Keep the wording of each record exactly the same when you repeat it, and leave out pictures.
== GIVEN DATA ==
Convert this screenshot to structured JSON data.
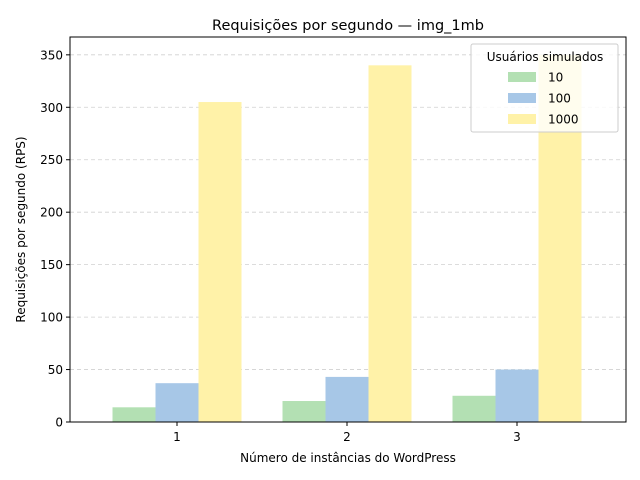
{
  "chart_data": {
    "type": "bar",
    "title": "Requisições por segundo — img_1mb",
    "xlabel": "Número de instâncias do WordPress",
    "ylabel": "Requisições por segundo (RPS)",
    "categories": [
      "1",
      "2",
      "3"
    ],
    "ylim": [
      0,
      367
    ],
    "yticks": [
      0,
      50,
      100,
      150,
      200,
      250,
      300,
      350
    ],
    "grid": true,
    "legend": {
      "title": "Usuários simulados",
      "placement": "top-right"
    },
    "series": [
      {
        "name": "10",
        "color": "#b3e0b3",
        "values": [
          14,
          20,
          25
        ]
      },
      {
        "name": "100",
        "color": "#a7c7e7",
        "values": [
          37,
          43,
          50
        ]
      },
      {
        "name": "1000",
        "color": "#fff2a8",
        "values": [
          305,
          340,
          350
        ]
      }
    ]
  }
}
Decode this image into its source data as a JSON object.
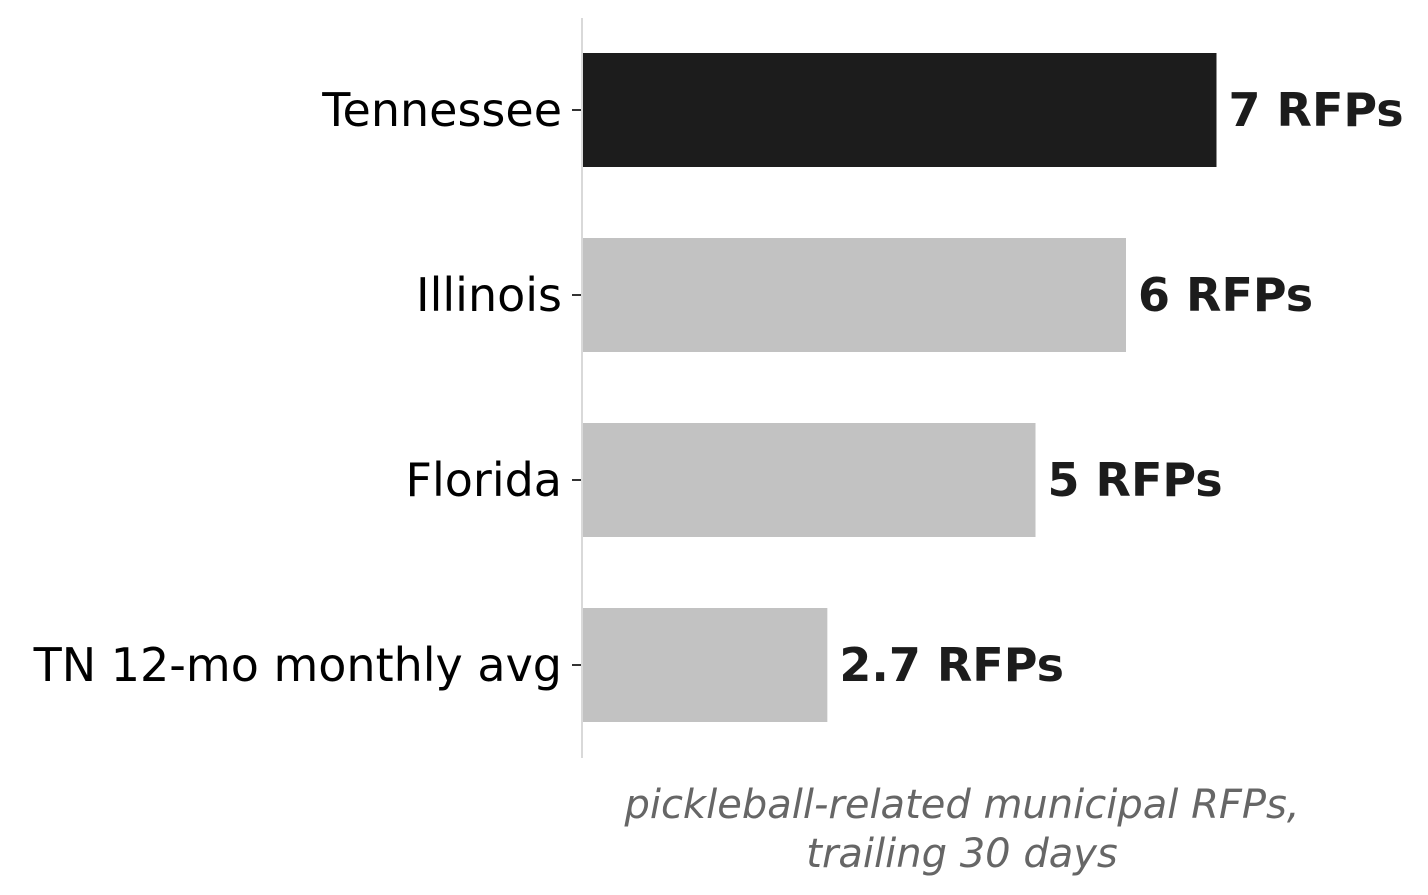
{
  "chart_data": {
    "type": "bar",
    "orientation": "horizontal",
    "categories": [
      "Tennessee",
      "Illinois",
      "Florida",
      "TN 12-mo monthly avg"
    ],
    "values": [
      7,
      6,
      5,
      2.7
    ],
    "value_labels": [
      "7 RFPs",
      "6 RFPs",
      "5 RFPs",
      "2.7 RFPs"
    ],
    "highlight_index": 0,
    "xlabel": "pickleball-related municipal RFPs, trailing 30 days",
    "xlabel_lines": [
      "pickleball-related municipal RFPs,",
      "trailing 30 days"
    ],
    "xlim": [
      0,
      7
    ],
    "grid": false,
    "colors": {
      "highlight": "#1c1c1c",
      "default": "#c2c2c2",
      "axis": "#d9d9d9",
      "label": "#1c1c1c",
      "xlabel": "#666666"
    }
  }
}
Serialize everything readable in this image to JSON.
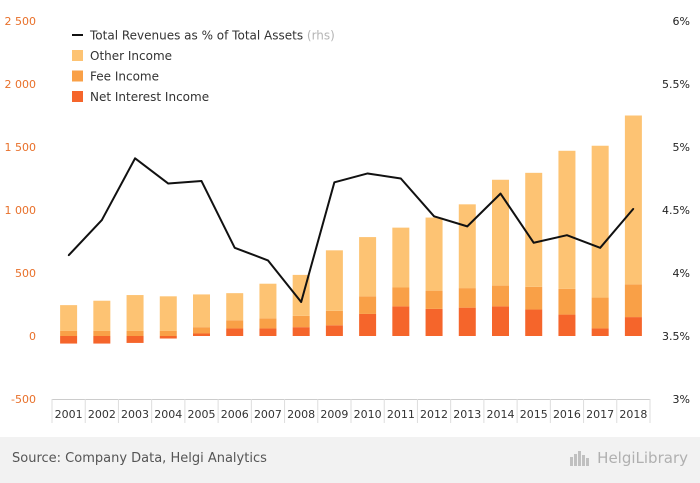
{
  "chart_data": {
    "type": "bar",
    "categories": [
      "2001",
      "2002",
      "2003",
      "2004",
      "2005",
      "2006",
      "2007",
      "2008",
      "2009",
      "2010",
      "2011",
      "2012",
      "2013",
      "2014",
      "2015",
      "2016",
      "2017",
      "2018"
    ],
    "series": [
      {
        "name": "Net Interest Income",
        "kind": "bar",
        "color": "#f5652b",
        "values": [
          -60,
          -60,
          -55,
          -20,
          20,
          60,
          60,
          70,
          85,
          175,
          235,
          215,
          225,
          235,
          210,
          170,
          60,
          150
        ]
      },
      {
        "name": "Fee Income",
        "kind": "bar",
        "color": "#f9a047",
        "values": [
          40,
          40,
          40,
          40,
          50,
          65,
          80,
          90,
          115,
          140,
          150,
          145,
          155,
          165,
          180,
          205,
          245,
          260
        ]
      },
      {
        "name": "Other Income",
        "kind": "bar",
        "color": "#fdc373",
        "values": [
          205,
          240,
          285,
          275,
          260,
          215,
          275,
          325,
          480,
          470,
          475,
          580,
          665,
          840,
          905,
          1095,
          1205,
          1340
        ]
      },
      {
        "name": "Total Revenues as % of Total Assets",
        "name_suffix": "(rhs)",
        "kind": "line",
        "axis": "right",
        "color": "#111111",
        "values": [
          4.14,
          4.42,
          4.91,
          4.71,
          4.73,
          4.2,
          4.1,
          3.77,
          4.72,
          4.79,
          4.75,
          4.45,
          4.37,
          4.63,
          4.24,
          4.3,
          4.2,
          4.51
        ]
      }
    ],
    "y_left": {
      "min": -500,
      "max": 2500,
      "ticks": [
        -500,
        0,
        500,
        1000,
        1500,
        2000,
        2500
      ],
      "tick_labels": [
        "-500",
        "0",
        "500",
        "1 000",
        "1 500",
        "2 000",
        "2 500"
      ]
    },
    "y_right": {
      "min": 3,
      "max": 6,
      "ticks": [
        3,
        3.5,
        4,
        4.5,
        5,
        5.5,
        6
      ],
      "tick_labels": [
        "3%",
        "3.5%",
        "4%",
        "4.5%",
        "5%",
        "5.5%",
        "6%"
      ]
    },
    "legend_position": "top-left",
    "legend_order": [
      3,
      2,
      1,
      0
    ],
    "grid": false
  },
  "footer": {
    "source": "Source: Company Data, Helgi Analytics",
    "brand": "HelgiLibrary"
  },
  "colors": {
    "left_axis_text": "#e8702a",
    "footer_bg": "#f2f2f2"
  }
}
===
SOLUTION TO THIS PROBLEM ▸
Convert this screenshot to structured JSON data.
{
  "chart_data": {
    "type": "bar",
    "title": "Requisições por segundo — img_1mb",
    "xlabel": "Número de instâncias do WordPress",
    "ylabel": "Requisições por segundo (RPS)",
    "categories": [
      "1",
      "2",
      "3"
    ],
    "ylim": [
      0,
      367
    ],
    "yticks": [
      0,
      50,
      100,
      150,
      200,
      250,
      300,
      350
    ],
    "grid": true,
    "legend": {
      "title": "Usuários simulados",
      "placement": "top-right"
    },
    "series": [
      {
        "name": "10",
        "color": "#b3e0b3",
        "values": [
          14,
          20,
          25
        ]
      },
      {
        "name": "100",
        "color": "#a7c7e7",
        "values": [
          37,
          43,
          50
        ]
      },
      {
        "name": "1000",
        "color": "#fff2a8",
        "values": [
          305,
          340,
          350
        ]
      }
    ]
  }
}
Decode this image into its source data as a JSON object.
{
  "chart_data": {
    "type": "bar",
    "orientation": "horizontal",
    "categories": [
      "Tennessee",
      "Illinois",
      "Florida",
      "TN 12-mo monthly avg"
    ],
    "values": [
      7,
      6,
      5,
      2.7
    ],
    "value_labels": [
      "7 RFPs",
      "6 RFPs",
      "5 RFPs",
      "2.7 RFPs"
    ],
    "highlight_index": 0,
    "xlabel": "pickleball-related municipal RFPs, trailing 30 days",
    "xlabel_lines": [
      "pickleball-related municipal RFPs,",
      "trailing 30 days"
    ],
    "xlim": [
      0,
      7
    ],
    "grid": false,
    "colors": {
      "highlight": "#1c1c1c",
      "default": "#c2c2c2",
      "axis": "#d9d9d9",
      "label": "#1c1c1c",
      "xlabel": "#666666"
    }
  }
}
Serialize everything readable in this image to JSON.
{
  "chart_data": {
    "type": "bar",
    "categories": [
      "2001",
      "2002",
      "2003",
      "2004",
      "2005",
      "2006",
      "2007",
      "2008",
      "2009",
      "2010",
      "2011",
      "2012",
      "2013",
      "2014",
      "2015",
      "2016",
      "2017",
      "2018"
    ],
    "series": [
      {
        "name": "Net Interest Income",
        "kind": "bar",
        "color": "#f5652b",
        "values": [
          -60,
          -60,
          -55,
          -20,
          20,
          60,
          60,
          70,
          85,
          175,
          235,
          215,
          225,
          235,
          210,
          170,
          60,
          150
        ]
      },
      {
        "name": "Fee Income",
        "kind": "bar",
        "color": "#f9a047",
        "values": [
          40,
          40,
          40,
          40,
          50,
          65,
          80,
          90,
          115,
          140,
          150,
          145,
          155,
          165,
          180,
          205,
          245,
          260
        ]
      },
      {
        "name": "Other Income",
        "kind": "bar",
        "color": "#fdc373",
        "values": [
          205,
          240,
          285,
          275,
          260,
          215,
          275,
          325,
          480,
          470,
          475,
          580,
          665,
          840,
          905,
          1095,
          1205,
          1340
        ]
      },
      {
        "name": "Total Revenues as % of Total Assets",
        "name_suffix": "(rhs)",
        "kind": "line",
        "axis": "right",
        "color": "#111111",
        "values": [
          4.14,
          4.42,
          4.91,
          4.71,
          4.73,
          4.2,
          4.1,
          3.77,
          4.72,
          4.79,
          4.75,
          4.45,
          4.37,
          4.63,
          4.24,
          4.3,
          4.2,
          4.51
        ]
      }
    ],
    "y_left": {
      "min": -500,
      "max": 2500,
      "ticks": [
        -500,
        0,
        500,
        1000,
        1500,
        2000,
        2500
      ],
      "tick_labels": [
        "-500",
        "0",
        "500",
        "1 000",
        "1 500",
        "2 000",
        "2 500"
      ]
    },
    "y_right": {
      "min": 3,
      "max": 6,
      "ticks": [
        3,
        3.5,
        4,
        4.5,
        5,
        5.5,
        6
      ],
      "tick_labels": [
        "3%",
        "3.5%",
        "4%",
        "4.5%",
        "5%",
        "5.5%",
        "6%"
      ]
    },
    "legend_position": "top-left",
    "legend_order": [
      3,
      2,
      1,
      0
    ],
    "grid": false
  },
  "footer": {
    "source": "Source: Company Data, Helgi Analytics",
    "brand": "HelgiLibrary"
  },
  "colors": {
    "left_axis_text": "#e8702a",
    "footer_bg": "#f2f2f2"
  }
}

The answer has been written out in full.